* START Dataset records *

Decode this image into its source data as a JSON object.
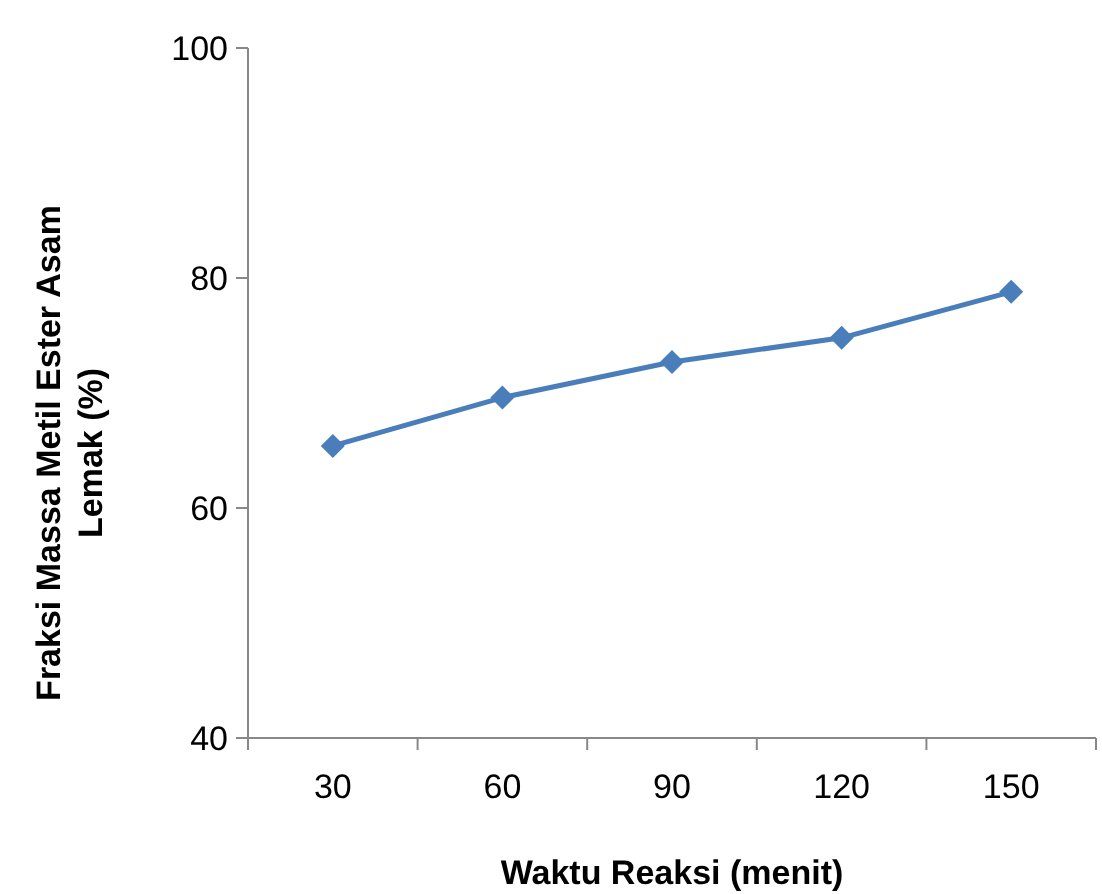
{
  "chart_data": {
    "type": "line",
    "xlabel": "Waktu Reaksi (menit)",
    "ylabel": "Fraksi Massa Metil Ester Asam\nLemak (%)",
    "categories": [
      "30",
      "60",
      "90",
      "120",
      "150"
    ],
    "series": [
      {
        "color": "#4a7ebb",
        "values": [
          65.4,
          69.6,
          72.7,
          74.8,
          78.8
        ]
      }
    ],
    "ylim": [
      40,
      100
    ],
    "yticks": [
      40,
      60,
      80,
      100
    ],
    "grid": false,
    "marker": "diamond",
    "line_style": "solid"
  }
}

* END Dataset records *
* START Dataset records *

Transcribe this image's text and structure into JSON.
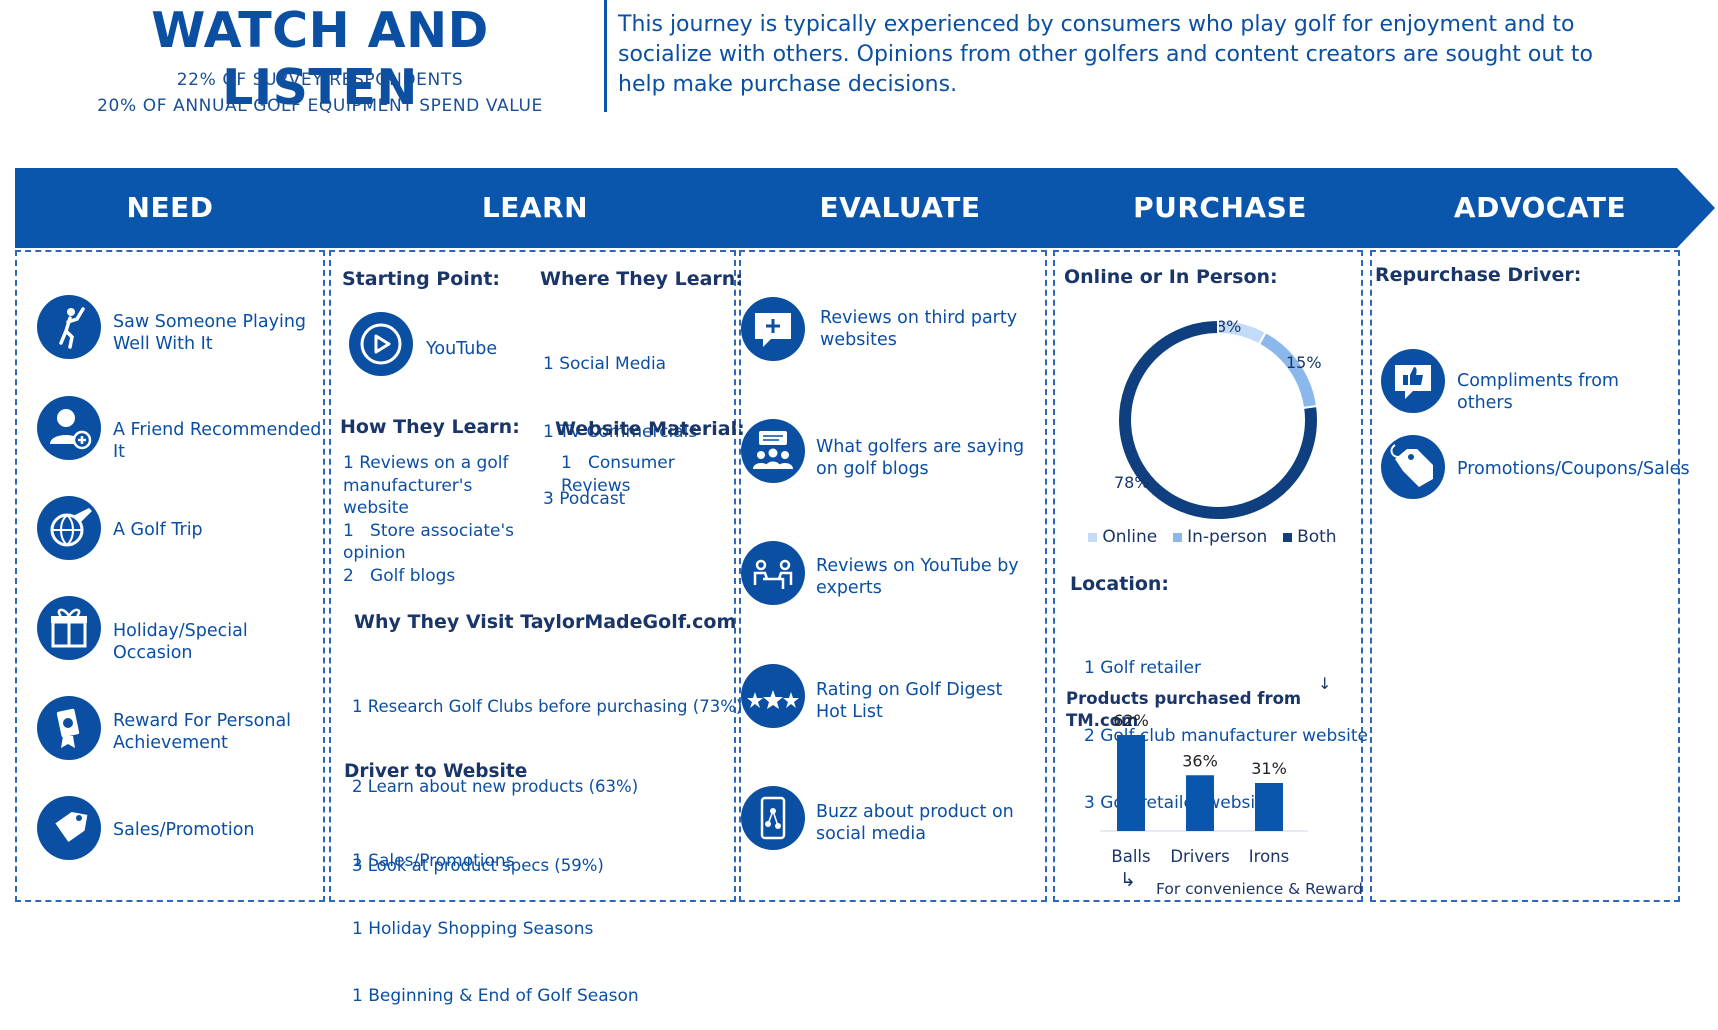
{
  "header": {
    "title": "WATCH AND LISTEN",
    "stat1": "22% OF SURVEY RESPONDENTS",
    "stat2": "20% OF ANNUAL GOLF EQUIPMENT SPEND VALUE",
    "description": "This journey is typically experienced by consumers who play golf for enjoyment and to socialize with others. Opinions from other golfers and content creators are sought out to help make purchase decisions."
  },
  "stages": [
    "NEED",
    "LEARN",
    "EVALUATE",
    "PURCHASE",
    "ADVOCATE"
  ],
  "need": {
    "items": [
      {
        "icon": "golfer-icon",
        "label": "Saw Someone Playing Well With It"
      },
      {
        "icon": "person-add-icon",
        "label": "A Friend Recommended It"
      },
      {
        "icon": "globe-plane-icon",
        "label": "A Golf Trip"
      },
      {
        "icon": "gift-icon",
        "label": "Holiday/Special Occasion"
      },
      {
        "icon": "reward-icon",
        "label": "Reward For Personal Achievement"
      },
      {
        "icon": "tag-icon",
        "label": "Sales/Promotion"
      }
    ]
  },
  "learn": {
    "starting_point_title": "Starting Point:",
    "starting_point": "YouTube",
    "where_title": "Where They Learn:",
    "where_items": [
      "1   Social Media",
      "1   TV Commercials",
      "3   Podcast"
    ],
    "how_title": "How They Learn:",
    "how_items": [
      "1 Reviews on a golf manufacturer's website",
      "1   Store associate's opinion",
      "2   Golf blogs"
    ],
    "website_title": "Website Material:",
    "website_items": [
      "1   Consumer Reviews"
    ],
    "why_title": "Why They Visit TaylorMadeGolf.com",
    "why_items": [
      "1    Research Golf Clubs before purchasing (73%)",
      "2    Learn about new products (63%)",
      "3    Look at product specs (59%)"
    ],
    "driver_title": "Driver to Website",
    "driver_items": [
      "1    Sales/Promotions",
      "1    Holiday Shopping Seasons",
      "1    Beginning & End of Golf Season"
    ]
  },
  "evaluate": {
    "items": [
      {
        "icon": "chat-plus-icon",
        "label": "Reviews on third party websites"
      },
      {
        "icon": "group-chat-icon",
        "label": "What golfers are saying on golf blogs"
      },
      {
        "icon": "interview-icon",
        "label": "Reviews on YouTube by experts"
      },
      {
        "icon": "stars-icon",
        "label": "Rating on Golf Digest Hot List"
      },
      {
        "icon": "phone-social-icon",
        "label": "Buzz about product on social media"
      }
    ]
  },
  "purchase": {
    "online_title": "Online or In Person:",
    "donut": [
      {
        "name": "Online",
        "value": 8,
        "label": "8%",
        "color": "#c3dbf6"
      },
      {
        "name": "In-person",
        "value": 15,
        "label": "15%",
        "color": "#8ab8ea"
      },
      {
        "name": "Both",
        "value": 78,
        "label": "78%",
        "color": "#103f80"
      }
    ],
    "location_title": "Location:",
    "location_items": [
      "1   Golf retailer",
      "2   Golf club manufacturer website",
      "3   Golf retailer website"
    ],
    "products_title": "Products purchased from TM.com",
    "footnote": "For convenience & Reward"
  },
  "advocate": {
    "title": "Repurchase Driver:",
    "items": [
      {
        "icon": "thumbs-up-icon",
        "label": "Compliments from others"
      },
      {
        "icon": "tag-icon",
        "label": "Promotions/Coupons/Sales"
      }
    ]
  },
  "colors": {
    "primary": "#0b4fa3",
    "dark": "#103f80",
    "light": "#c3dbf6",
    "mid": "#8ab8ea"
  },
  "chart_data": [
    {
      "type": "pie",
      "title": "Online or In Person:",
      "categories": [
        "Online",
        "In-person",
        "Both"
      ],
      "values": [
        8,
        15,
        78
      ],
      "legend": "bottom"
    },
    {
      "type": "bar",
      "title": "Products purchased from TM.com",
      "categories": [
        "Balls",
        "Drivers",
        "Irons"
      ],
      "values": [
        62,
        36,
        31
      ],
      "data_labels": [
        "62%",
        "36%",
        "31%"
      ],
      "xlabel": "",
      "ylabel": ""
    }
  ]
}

* END Dataset records *

Copy all lines from the material that hold "manufacturer".

● Completed exercise:
      "1 Reviews on a golf manufacturer's website",
      "2   Golf club manufacturer website",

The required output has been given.